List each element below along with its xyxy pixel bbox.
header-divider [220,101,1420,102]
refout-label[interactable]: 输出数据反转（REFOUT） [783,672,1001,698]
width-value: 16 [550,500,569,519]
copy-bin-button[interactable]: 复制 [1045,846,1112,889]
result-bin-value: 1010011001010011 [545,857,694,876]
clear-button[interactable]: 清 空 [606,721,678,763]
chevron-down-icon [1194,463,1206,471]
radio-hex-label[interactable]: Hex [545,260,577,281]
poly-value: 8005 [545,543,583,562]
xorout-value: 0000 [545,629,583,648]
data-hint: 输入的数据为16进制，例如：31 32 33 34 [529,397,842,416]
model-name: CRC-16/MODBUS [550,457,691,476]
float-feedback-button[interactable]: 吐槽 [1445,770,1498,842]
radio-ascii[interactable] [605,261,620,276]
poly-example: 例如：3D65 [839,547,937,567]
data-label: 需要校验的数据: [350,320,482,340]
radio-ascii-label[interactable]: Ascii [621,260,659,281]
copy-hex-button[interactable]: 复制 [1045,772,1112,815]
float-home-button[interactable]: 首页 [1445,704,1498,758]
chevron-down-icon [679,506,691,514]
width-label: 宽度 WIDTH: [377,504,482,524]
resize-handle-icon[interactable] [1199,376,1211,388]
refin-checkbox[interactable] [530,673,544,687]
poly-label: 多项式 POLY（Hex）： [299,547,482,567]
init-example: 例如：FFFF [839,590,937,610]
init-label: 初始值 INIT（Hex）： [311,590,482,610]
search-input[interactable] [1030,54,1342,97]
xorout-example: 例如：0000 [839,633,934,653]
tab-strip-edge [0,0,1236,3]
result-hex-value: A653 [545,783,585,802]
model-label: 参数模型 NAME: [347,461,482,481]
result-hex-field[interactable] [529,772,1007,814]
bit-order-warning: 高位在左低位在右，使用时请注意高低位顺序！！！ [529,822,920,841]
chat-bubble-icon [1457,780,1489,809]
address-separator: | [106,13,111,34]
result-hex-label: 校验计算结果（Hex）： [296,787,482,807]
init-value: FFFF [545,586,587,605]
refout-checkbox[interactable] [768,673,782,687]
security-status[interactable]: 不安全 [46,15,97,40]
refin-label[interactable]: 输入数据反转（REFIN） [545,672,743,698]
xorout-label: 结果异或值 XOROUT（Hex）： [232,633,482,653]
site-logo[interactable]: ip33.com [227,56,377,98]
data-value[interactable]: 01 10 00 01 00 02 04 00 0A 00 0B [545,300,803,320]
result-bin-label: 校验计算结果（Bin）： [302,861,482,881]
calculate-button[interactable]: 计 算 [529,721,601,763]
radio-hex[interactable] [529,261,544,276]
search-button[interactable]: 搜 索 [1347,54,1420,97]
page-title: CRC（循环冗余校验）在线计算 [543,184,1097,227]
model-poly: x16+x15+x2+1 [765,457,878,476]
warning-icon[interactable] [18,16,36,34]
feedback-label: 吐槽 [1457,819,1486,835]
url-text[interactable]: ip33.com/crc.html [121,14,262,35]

- - -

| WHAT YOU SHOULD DO |
Print all of the records above again, line for line, without changing a single character.

| SOLUTION FOR THIS EXERCISE |
List each element below along with its xyxy pixel bbox.
header-divider [220,101,1420,102]
refout-label[interactable]: 输出数据反转（REFOUT） [783,672,1001,698]
width-value: 16 [550,500,569,519]
copy-bin-button[interactable]: 复制 [1045,846,1112,889]
result-bin-value: 1010011001010011 [545,857,694,876]
clear-button[interactable]: 清 空 [606,721,678,763]
chevron-down-icon [1194,463,1206,471]
radio-hex-label[interactable]: Hex [545,260,577,281]
poly-value: 8005 [545,543,583,562]
xorout-value: 0000 [545,629,583,648]
data-hint: 输入的数据为16进制，例如：31 32 33 34 [529,397,842,416]
model-name: CRC-16/MODBUS [550,457,691,476]
float-feedback-button[interactable]: 吐槽 [1445,770,1498,842]
radio-ascii[interactable] [605,261,620,276]
poly-example: 例如：3D65 [839,547,937,567]
data-label: 需要校验的数据: [350,320,482,340]
radio-ascii-label[interactable]: Ascii [621,260,659,281]
copy-hex-button[interactable]: 复制 [1045,772,1112,815]
float-home-button[interactable]: 首页 [1445,704,1498,758]
chevron-down-icon [679,506,691,514]
width-label: 宽度 WIDTH: [377,504,482,524]
resize-handle-icon[interactable] [1199,376,1211,388]
refin-checkbox[interactable] [530,673,544,687]
poly-label: 多项式 POLY（Hex）： [299,547,482,567]
init-example: 例如：FFFF [839,590,937,610]
init-label: 初始值 INIT（Hex）： [311,590,482,610]
search-input[interactable] [1030,54,1342,97]
xorout-example: 例如：0000 [839,633,934,653]
tab-strip-edge [0,0,1236,3]
result-hex-value: A653 [545,783,585,802]
model-label: 参数模型 NAME: [347,461,482,481]
result-hex-field[interactable] [529,772,1007,814]
bit-order-warning: 高位在左低位在右，使用时请注意高低位顺序！！！ [529,822,920,841]
chat-bubble-icon [1457,780,1489,809]
address-separator: | [106,13,111,34]
result-hex-label: 校验计算结果（Hex）： [296,787,482,807]
init-value: FFFF [545,586,587,605]
refout-checkbox[interactable] [768,673,782,687]
security-status[interactable]: 不安全 [46,15,97,40]
refin-label[interactable]: 输入数据反转（REFIN） [545,672,743,698]
xorout-label: 结果异或值 XOROUT（Hex）： [232,633,482,653]
site-logo[interactable]: ip33.com [227,56,377,98]
data-value[interactable]: 01 10 00 01 00 02 04 00 0A 00 0B [545,300,803,320]
result-bin-label: 校验计算结果（Bin）： [302,861,482,881]
calculate-button[interactable]: 计 算 [529,721,601,763]
radio-hex[interactable] [529,261,544,276]
search-button[interactable]: 搜 索 [1347,54,1420,97]
page-title: CRC（循环冗余校验）在线计算 [543,184,1097,227]
model-poly: x16+x15+x2+1 [765,457,878,476]
warning-icon[interactable] [18,16,36,34]
feedback-label: 吐槽 [1457,819,1486,835]
url-text[interactable]: ip33.com/crc.html [121,14,262,35]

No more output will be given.